(A run of records)
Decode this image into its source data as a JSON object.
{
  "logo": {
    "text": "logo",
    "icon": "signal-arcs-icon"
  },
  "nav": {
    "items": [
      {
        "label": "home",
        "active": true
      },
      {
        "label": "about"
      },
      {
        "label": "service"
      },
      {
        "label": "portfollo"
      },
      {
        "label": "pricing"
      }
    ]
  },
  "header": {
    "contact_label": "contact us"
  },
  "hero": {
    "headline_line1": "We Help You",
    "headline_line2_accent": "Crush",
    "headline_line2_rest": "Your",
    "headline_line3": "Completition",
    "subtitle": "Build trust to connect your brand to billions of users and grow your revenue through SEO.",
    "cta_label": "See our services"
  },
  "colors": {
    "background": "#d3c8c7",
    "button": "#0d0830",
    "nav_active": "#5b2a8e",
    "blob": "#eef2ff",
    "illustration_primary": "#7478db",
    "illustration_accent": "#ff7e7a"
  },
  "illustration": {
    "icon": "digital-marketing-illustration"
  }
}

- Your task:
Reproduce the listing shown above in its entirety, exactly.

- Output below:
Decode this image into its source data as a JSON object.
{
  "logo": {
    "text": "logo",
    "icon": "signal-arcs-icon"
  },
  "nav": {
    "items": [
      {
        "label": "home",
        "active": true
      },
      {
        "label": "about"
      },
      {
        "label": "service"
      },
      {
        "label": "portfollo"
      },
      {
        "label": "pricing"
      }
    ]
  },
  "header": {
    "contact_label": "contact us"
  },
  "hero": {
    "headline_line1": "We Help You",
    "headline_line2_accent": "Crush",
    "headline_line2_rest": "Your",
    "headline_line3": "Completition",
    "subtitle": "Build trust to connect your brand to billions of users and grow your revenue through SEO.",
    "cta_label": "See our services"
  },
  "colors": {
    "background": "#d3c8c7",
    "button": "#0d0830",
    "nav_active": "#5b2a8e",
    "blob": "#eef2ff",
    "illustration_primary": "#7478db",
    "illustration_accent": "#ff7e7a"
  },
  "illustration": {
    "icon": "digital-marketing-illustration"
  }
}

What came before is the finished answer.